**PROBLEM TO SOLVE**: Gather all lines from the material that contain the word "label".

>> start GIVEN RECORDS

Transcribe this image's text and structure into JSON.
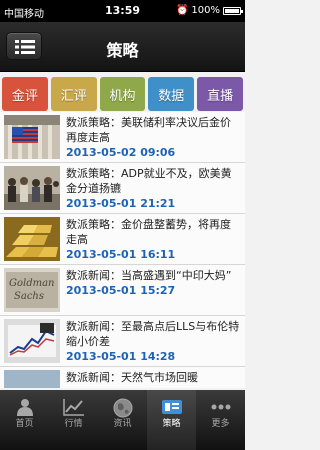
{
  "status_bar": {
    "carrier": "中国移动",
    "time": "13:59",
    "battery": "100%"
  },
  "nav": {
    "title": "策略"
  },
  "tabs": [
    {
      "label": "金评",
      "color": "#d8533c"
    },
    {
      "label": "汇评",
      "color": "#c9a84a"
    },
    {
      "label": "机构",
      "color": "#8ea84a"
    },
    {
      "label": "数据",
      "color": "#3f8fc9"
    },
    {
      "label": "直播",
      "color": "#7b58a8"
    }
  ],
  "news": [
    {
      "headline": "数派策略：美联储利率决议后金价再度走高",
      "date": "2013-05-02 09:06"
    },
    {
      "headline": "数派策略：ADP就业不及，欧美黄金分道扬镳",
      "date": "2013-05-01 21:21"
    },
    {
      "headline": "数派策略：金价盘整蓄势，将再度走高",
      "date": "2013-05-01 16:11"
    },
    {
      "headline": "数派新闻：当高盛遇到“中印大妈”",
      "date": "2013-05-01 15:27"
    },
    {
      "headline": "数派新闻：至最高点后LLS与布伦特缩小价差",
      "date": "2013-05-01 14:28"
    },
    {
      "headline": "数派新闻：天然气市场回暖",
      "date": ""
    }
  ],
  "tab_bar": [
    {
      "label": "首页",
      "icon": "person-icon"
    },
    {
      "label": "行情",
      "icon": "chart-icon"
    },
    {
      "label": "资讯",
      "icon": "globe-icon"
    },
    {
      "label": "策略",
      "icon": "strategy-icon"
    },
    {
      "label": "更多",
      "icon": "more-icon"
    }
  ]
}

>> end GIVEN RECORDS

**TASK OUTPUT**:
      "label": "金评",
      "label": "汇评",
      "label": "机构",
      "label": "数据",
      "label": "直播",
      "label": "首页",
      "label": "行情",
      "label": "资讯",
      "label": "策略",
      "label": "更多",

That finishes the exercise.